Visual layout annotation data:
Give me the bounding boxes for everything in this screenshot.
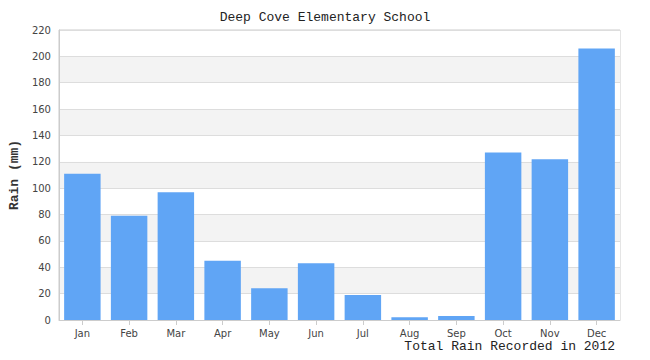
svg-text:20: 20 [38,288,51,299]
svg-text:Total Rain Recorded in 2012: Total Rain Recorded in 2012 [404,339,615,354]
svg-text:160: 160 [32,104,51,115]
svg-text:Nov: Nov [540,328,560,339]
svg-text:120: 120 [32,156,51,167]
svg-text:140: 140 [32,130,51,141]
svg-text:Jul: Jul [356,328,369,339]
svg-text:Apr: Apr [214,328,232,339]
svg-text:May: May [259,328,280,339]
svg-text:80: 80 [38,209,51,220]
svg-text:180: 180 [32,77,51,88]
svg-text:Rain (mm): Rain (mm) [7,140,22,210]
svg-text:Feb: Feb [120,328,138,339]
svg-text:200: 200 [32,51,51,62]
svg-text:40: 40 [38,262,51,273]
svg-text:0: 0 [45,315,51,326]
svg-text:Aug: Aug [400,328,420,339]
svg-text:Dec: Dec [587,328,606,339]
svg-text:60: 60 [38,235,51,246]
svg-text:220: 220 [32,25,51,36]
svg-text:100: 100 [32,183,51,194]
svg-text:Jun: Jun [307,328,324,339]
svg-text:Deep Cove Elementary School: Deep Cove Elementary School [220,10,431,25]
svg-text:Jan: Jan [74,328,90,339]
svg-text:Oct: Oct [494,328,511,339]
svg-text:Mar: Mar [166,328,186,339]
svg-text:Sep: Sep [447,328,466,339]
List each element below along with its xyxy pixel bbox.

◆ Written request ◆
Print every line above word for word, omitting the pictures.

◆ Task response ◆
Give me the bounding boxes for everything in this screenshot.
svg-text:20: 20 [38,288,51,299]
svg-text:Total Rain Recorded in 2012: Total Rain Recorded in 2012 [404,339,615,354]
svg-text:160: 160 [32,104,51,115]
svg-text:Nov: Nov [540,328,560,339]
svg-text:120: 120 [32,156,51,167]
svg-text:140: 140 [32,130,51,141]
svg-text:Jul: Jul [356,328,369,339]
svg-text:Apr: Apr [214,328,232,339]
svg-text:May: May [259,328,280,339]
svg-text:80: 80 [38,209,51,220]
svg-text:180: 180 [32,77,51,88]
svg-text:Rain (mm): Rain (mm) [7,140,22,210]
svg-text:Feb: Feb [120,328,138,339]
svg-text:200: 200 [32,51,51,62]
svg-text:40: 40 [38,262,51,273]
svg-text:0: 0 [45,315,51,326]
svg-text:Aug: Aug [400,328,420,339]
svg-text:Dec: Dec [587,328,606,339]
svg-text:60: 60 [38,235,51,246]
svg-text:220: 220 [32,25,51,36]
svg-text:100: 100 [32,183,51,194]
svg-text:Jun: Jun [307,328,324,339]
svg-text:Deep Cove Elementary School: Deep Cove Elementary School [220,10,431,25]
svg-text:Jan: Jan [74,328,90,339]
svg-text:Oct: Oct [494,328,511,339]
svg-text:Mar: Mar [166,328,186,339]
svg-text:Sep: Sep [447,328,466,339]
List each element below along with its xyxy pixel bbox.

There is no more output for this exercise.